• [REQUIREMENT]: Once you have checked the records that follow, state how many of their lines hold "Insecta", giving the number only.

Data records
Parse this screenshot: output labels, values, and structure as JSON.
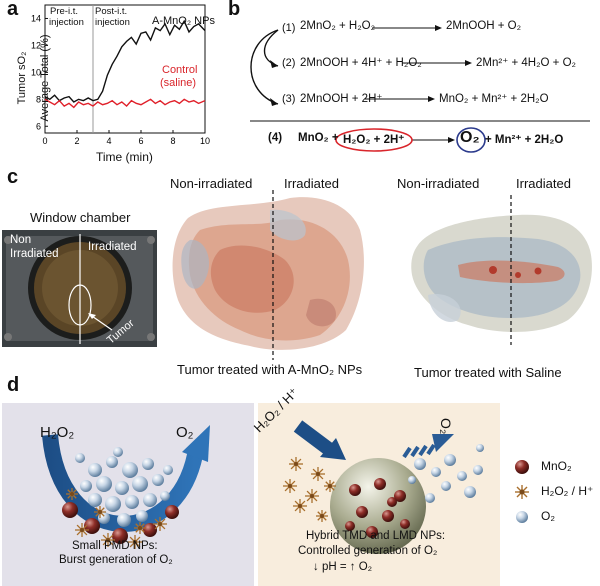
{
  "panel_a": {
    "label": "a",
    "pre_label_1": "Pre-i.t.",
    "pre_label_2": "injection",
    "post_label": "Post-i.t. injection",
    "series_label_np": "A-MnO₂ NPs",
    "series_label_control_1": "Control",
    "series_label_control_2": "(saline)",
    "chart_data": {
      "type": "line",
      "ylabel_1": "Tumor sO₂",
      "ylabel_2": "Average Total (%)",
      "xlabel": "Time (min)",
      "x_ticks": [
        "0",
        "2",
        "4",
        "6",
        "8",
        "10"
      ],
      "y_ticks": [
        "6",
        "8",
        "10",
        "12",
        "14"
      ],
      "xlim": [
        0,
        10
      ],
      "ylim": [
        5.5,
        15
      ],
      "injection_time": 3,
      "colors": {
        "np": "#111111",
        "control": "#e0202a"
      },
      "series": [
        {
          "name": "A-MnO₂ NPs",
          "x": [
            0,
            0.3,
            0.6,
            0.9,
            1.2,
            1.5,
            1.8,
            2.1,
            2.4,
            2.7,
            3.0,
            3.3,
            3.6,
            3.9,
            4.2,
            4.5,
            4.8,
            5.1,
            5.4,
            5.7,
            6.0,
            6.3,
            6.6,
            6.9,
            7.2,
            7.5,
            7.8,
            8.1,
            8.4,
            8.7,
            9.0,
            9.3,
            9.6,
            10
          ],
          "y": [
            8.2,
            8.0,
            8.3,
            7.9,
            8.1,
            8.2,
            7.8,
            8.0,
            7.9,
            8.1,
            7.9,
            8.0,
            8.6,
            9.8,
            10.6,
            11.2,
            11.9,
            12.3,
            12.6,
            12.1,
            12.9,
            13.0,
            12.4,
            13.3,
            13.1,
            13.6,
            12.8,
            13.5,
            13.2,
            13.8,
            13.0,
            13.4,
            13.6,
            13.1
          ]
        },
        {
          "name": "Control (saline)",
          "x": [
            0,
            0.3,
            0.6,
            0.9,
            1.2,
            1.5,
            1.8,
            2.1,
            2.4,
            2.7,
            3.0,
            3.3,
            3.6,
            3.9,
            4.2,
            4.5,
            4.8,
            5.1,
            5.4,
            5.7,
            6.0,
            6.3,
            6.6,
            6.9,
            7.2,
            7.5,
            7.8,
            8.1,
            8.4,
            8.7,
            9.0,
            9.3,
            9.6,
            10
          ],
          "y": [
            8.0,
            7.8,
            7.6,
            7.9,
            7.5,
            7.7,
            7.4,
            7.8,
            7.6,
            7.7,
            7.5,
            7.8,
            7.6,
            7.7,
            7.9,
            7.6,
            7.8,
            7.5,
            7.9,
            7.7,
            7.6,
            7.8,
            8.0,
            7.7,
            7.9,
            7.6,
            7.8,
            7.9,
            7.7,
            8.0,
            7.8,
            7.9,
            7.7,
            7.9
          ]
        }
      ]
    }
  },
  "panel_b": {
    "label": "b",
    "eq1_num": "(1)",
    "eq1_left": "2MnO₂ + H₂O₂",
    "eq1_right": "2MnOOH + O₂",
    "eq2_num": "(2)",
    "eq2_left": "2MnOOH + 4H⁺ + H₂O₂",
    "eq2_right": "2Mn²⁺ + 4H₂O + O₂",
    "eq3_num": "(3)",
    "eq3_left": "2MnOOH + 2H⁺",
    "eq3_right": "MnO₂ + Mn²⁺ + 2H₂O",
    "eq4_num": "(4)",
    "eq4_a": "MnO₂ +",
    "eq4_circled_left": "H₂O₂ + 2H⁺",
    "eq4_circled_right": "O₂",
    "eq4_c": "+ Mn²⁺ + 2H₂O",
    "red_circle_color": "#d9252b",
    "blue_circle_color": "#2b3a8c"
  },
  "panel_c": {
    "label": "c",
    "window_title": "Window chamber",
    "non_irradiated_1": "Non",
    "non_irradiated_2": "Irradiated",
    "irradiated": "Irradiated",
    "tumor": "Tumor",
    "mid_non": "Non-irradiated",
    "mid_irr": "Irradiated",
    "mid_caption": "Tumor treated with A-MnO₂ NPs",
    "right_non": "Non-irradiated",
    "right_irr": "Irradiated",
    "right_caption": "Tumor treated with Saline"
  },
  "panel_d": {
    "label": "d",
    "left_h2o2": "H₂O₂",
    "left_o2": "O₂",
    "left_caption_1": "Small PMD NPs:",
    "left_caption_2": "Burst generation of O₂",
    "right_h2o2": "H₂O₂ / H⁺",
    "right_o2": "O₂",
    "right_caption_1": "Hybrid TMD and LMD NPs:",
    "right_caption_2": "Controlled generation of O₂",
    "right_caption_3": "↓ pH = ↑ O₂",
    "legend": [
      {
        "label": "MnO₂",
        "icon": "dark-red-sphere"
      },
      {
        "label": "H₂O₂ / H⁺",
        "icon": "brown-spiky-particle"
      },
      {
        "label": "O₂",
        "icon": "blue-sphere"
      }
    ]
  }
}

...

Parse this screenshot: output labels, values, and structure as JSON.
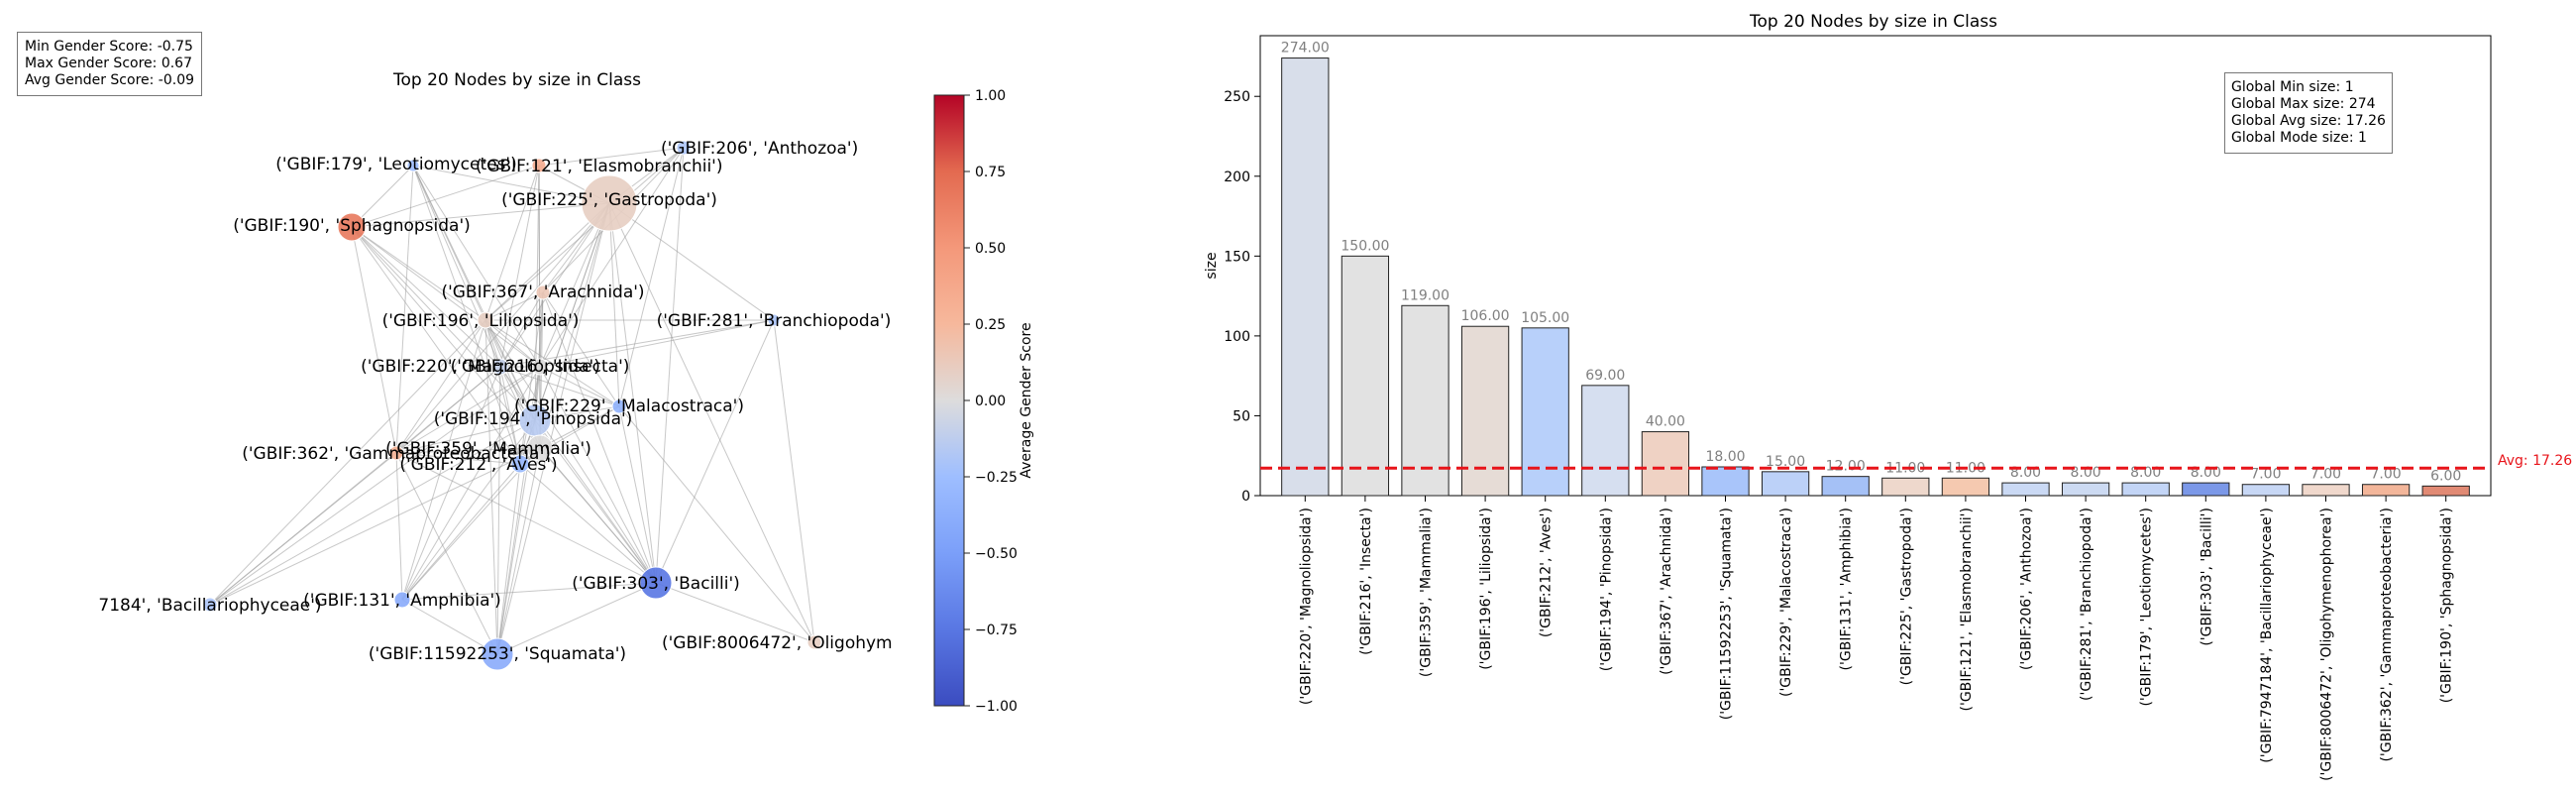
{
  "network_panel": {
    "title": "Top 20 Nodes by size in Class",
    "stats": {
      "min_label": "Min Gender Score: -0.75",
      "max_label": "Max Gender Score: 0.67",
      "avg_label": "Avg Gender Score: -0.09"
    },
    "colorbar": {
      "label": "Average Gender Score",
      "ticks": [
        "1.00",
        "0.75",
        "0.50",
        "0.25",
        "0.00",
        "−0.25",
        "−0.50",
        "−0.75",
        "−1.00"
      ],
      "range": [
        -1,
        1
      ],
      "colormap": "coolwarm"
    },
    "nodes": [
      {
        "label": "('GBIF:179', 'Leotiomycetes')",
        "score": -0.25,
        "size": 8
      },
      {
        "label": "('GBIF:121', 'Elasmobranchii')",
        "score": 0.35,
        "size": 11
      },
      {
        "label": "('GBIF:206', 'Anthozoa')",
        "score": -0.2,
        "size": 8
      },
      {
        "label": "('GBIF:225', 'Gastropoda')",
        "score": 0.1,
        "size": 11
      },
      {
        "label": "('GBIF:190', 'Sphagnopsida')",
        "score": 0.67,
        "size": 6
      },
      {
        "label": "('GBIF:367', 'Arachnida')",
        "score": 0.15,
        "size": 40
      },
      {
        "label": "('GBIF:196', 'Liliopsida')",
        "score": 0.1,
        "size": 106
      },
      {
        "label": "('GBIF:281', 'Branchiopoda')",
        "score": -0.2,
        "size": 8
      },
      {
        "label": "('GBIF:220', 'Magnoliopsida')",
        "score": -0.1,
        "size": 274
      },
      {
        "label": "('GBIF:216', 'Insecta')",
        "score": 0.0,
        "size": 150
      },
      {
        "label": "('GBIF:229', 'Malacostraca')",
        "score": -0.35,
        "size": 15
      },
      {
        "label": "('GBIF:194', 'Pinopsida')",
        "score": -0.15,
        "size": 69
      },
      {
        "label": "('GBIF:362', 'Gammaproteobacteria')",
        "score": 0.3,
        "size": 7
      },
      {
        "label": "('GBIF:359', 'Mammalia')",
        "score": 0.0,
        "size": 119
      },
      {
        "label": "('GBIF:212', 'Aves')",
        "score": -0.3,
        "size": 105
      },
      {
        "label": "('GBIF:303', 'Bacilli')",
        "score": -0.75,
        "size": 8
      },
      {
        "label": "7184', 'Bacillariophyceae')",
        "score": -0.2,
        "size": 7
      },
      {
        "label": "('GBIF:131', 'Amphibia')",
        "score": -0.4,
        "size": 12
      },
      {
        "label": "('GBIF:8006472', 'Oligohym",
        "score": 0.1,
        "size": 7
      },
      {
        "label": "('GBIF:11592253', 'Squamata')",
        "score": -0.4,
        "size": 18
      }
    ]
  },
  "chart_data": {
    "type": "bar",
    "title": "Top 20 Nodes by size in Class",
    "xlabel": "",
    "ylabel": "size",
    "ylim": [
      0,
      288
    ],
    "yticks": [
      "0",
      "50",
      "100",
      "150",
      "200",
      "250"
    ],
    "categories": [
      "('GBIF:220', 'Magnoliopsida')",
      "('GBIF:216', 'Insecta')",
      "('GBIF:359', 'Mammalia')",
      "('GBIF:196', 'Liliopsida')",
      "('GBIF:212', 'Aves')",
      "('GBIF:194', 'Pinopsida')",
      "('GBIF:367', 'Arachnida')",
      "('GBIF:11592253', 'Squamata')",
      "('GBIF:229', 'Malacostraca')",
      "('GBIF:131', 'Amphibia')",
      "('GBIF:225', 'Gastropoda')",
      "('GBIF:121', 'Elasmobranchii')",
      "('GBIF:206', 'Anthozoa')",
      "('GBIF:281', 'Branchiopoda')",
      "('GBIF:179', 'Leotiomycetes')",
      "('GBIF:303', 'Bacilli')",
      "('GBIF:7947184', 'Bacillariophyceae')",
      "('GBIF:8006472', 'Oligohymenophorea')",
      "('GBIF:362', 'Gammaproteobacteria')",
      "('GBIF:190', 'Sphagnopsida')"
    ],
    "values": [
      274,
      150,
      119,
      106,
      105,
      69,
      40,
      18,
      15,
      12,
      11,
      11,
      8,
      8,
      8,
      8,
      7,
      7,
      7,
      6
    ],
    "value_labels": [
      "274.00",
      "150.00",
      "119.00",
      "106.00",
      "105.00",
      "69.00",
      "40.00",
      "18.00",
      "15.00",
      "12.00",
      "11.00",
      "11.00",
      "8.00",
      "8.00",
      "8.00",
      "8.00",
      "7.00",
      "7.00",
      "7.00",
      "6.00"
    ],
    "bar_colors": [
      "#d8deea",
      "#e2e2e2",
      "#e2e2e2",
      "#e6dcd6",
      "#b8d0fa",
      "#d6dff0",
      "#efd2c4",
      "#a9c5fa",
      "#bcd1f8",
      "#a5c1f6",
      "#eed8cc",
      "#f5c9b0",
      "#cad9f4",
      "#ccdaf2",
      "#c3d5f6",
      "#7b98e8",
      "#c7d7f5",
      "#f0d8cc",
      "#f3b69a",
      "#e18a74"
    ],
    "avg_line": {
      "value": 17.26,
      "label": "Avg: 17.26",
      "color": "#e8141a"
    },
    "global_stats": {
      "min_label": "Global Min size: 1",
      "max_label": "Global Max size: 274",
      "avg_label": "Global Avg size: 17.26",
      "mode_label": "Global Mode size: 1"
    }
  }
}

---

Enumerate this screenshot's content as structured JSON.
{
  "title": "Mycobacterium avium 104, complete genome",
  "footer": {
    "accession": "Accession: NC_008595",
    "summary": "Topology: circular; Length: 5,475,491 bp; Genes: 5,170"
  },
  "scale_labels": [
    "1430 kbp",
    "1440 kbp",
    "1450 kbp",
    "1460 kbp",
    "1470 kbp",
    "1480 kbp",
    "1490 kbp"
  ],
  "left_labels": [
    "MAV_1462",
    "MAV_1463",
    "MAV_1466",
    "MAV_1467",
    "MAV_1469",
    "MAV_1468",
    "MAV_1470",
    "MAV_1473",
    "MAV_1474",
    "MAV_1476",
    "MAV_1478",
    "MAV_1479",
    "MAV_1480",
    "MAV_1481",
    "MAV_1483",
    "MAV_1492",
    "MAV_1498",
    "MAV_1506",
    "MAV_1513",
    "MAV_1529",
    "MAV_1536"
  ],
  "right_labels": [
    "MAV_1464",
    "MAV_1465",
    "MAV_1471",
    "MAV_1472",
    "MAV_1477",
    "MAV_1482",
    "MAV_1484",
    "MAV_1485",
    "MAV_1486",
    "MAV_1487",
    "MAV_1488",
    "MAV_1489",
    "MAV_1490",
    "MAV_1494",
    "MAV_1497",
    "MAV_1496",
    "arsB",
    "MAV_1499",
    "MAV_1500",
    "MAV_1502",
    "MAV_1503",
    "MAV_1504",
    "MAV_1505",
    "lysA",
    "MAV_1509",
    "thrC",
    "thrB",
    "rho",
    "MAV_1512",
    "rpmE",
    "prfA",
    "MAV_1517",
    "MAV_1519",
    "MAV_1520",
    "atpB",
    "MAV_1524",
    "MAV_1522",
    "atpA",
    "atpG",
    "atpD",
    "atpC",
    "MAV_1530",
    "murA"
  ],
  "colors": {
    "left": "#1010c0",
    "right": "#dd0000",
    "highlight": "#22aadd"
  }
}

• [ANSWER TO THIS PROBLEM]: 2